• _Excerpt_:
● ● ● ● ● ● ●
EP by Seventeen
- Released: July 16, 2018
- Recorded: 2018
- Genre: K-pop
- Length: 19:09
- Language: Korean; English;
- Label: Pledis Entertainment; Kakao M;
- Producer: Woozi; Bumzu; S.Coups; Park Gi-Tae; Anchor;

Seventeen chronology
| We Make You (2018) | You Make My Day (2018) | You Made My Dawn (2019) |

Singles from You Make My Day
- "Oh My!" Released: July 16, 2018;

= You Make My Day =

You Make My Day is the fifth Korean extended play and sixth overall South Korean boy group Seventeen. It was released on July 16, 2018, by Pledis Entertainment. The album has six tracks, including the single "Oh My!".

==Track listing==
Credits adapted from KOMCA

| No. | Title | Lyrics | Music | Arrangements | Length |
|---|---|---|---|---|---|
| 1. | "Oh My!" (어쩌나) | Bumzu; Woozi; S.Coups; Vernon; | Bumzu; Woozi; | Bumzu; Park Gi-tae; | 3:15 |
| 2. | "Holiday" | Bumzu; S.Coups; Woozi; Wonwoo; | Bumzu; S.Coups; Woozi; Park Ki-tae; | Bumzu; Park Ki-tae; | 3:26 |
| 3. | "Come to Me" (나에게로 와) (Vocal Team) | Bumzu; Woozi; | Bumzu; Woozi; | Bumzu; Woozi; | 3:09 |
| 4. | "What's Good" (Hip-Hop Team) | S.Coups; Wonwoo; Vernon; Mingyu; | Bumzu | Bumzu; Anchor; | 2:48 |
| 5. | "Moonwalker" (Performance Team) | Bumzu; Woozi; Dino; Hoshi; | Bumzu; Woozi; Park Gi-tae; | Park Gi-tae | 3:00 |
| 6. | "Our Dawn Is Hotter Than Day" (우리의 새벽은 낮보다 뜨겁다) | Bumzu; S.Coups; Woozi; Wonwoo; Vernon; Mingyu; | Bumzu; Anchor); Woozi; | Bumzu; Anchor; | 3:32 |
| Total length: |  |  |  |  | 19:15 |

==Charts==
===Weekly charts===

| Chart (2019) | Peak position |
|---|---|
| South Korean Albums (Gaon) | 1 |
| US World Albums (Billboard) | 3 |

===Year-end charts===

| Chart (2019) | Position |
|---|---|
| South Korean Albums (Gaon) | 8 |

== Certifications ==

Certifications for You Make My Day
| Region | Certification | Certified units/sales |
| South Korea (KMCA) | 2× Platinum | 500,000^{^} |
^{^} Shipments figures based on certification alone.
● ● ● ● ● ● ●
• _Data under study_:
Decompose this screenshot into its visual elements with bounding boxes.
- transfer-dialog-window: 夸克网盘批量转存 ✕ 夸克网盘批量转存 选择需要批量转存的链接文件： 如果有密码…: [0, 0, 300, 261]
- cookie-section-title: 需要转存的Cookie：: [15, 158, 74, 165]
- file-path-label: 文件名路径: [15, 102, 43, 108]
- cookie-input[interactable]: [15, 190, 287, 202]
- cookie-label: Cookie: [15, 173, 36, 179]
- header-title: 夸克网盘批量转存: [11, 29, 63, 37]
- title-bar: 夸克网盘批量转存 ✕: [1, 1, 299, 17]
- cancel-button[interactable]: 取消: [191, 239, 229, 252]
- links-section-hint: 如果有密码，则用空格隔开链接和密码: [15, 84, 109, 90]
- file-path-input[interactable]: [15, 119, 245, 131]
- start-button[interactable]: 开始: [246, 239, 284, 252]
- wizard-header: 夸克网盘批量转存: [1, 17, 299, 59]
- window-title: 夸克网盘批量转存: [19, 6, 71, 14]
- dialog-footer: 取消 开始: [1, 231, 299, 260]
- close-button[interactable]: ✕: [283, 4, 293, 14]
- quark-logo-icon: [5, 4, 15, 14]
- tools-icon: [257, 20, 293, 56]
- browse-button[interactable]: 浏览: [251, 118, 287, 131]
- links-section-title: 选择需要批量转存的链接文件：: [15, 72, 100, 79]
● ● ● ● ● ● ●
Please answer these questions about the You Make My Day text above:
1. Which label released the EP on July 16, 2018?
2. What peak position did the EP reach on the US World Albums (Billboard) chart?
3. Which certification did the EP receive in South Korea (KMCA)?

• _Reply_:
1. Pledis Entertainment
2. 3
3. 2× Platinum